--- Begin ---

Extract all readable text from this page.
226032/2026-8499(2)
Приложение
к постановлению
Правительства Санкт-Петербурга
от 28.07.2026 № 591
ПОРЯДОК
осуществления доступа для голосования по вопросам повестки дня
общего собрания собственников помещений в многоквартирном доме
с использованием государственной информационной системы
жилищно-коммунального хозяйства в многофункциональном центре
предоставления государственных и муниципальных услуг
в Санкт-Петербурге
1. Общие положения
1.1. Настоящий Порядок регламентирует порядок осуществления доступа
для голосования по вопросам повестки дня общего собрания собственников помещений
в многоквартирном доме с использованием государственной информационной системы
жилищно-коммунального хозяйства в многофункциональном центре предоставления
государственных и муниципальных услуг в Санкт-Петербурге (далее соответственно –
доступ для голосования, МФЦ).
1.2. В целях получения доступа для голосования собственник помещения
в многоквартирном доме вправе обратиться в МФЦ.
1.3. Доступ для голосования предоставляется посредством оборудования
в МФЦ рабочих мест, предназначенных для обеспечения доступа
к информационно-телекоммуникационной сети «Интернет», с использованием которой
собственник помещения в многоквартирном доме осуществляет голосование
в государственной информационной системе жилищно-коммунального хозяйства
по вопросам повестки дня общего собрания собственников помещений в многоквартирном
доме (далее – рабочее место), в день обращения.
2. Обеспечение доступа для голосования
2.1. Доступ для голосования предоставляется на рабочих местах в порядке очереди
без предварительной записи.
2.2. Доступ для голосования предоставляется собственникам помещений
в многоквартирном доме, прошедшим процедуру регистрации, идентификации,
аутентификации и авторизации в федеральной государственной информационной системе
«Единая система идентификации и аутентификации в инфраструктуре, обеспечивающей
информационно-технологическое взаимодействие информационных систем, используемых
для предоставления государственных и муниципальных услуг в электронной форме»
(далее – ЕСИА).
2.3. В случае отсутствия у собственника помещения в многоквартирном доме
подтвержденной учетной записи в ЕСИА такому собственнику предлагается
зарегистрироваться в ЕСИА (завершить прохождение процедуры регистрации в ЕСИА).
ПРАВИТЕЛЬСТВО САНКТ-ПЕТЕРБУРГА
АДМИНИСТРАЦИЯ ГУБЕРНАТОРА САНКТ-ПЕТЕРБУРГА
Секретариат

--- End ---

• [Exercise details] Transcribe the whole listing exactly.

• [Reply]
Extract all readable text from this page.
226032/2026-8499(2)
Приложение
к постановлению
Правительства Санкт-Петербурга
от 28.07.2026 № 591
ПОРЯДОК
осуществления доступа для голосования по вопросам повестки дня
общего собрания собственников помещений в многоквартирном доме
с использованием государственной информационной системы
жилищно-коммунального хозяйства в многофункциональном центре
предоставления государственных и муниципальных услуг
в Санкт-Петербурге
1. Общие положения
1.1. Настоящий Порядок регламентирует порядок осуществления доступа
для голосования по вопросам повестки дня общего собрания собственников помещений
в многоквартирном доме с использованием государственной информационной системы
жилищно-коммунального хозяйства в многофункциональном центре предоставления
государственных и муниципальных услуг в Санкт-Петербурге (далее соответственно –
доступ для голосования, МФЦ).
1.2. В целях получения доступа для голосования собственник помещения
в многоквартирном доме вправе обратиться в МФЦ.
1.3. Доступ для голосования предоставляется посредством оборудования
в МФЦ рабочих мест, предназначенных для обеспечения доступа
к информационно-телекоммуникационной сети «Интернет», с использованием которой
собственник помещения в многоквартирном доме осуществляет голосование
в государственной информационной системе жилищно-коммунального хозяйства
по вопросам повестки дня общего собрания собственников помещений в многоквартирном
доме (далее – рабочее место), в день обращения.
2. Обеспечение доступа для голосования
2.1. Доступ для голосования предоставляется на рабочих местах в порядке очереди
без предварительной записи.
2.2. Доступ для голосования предоставляется собственникам помещений
в многоквартирном доме, прошедшим процедуру регистрации, идентификации,
аутентификации и авторизации в федеральной государственной информационной системе
«Единая система идентификации и аутентификации в инфраструктуре, обеспечивающей
информационно-технологическое взаимодействие информационных систем, используемых
для предоставления государственных и муниципальных услуг в электронной форме»
(далее – ЕСИА).
2.3. В случае отсутствия у собственника помещения в многоквартирном доме
подтвержденной учетной записи в ЕСИА такому собственнику предлагается
зарегистрироваться в ЕСИА (завершить прохождение процедуры регистрации в ЕСИА).
ПРАВИТЕЛЬСТВО САНКТ-ПЕТЕРБУРГА
АДМИНИСТРАЦИЯ ГУБЕРНАТОРА САНКТ-ПЕТЕРБУРГА
Секретариат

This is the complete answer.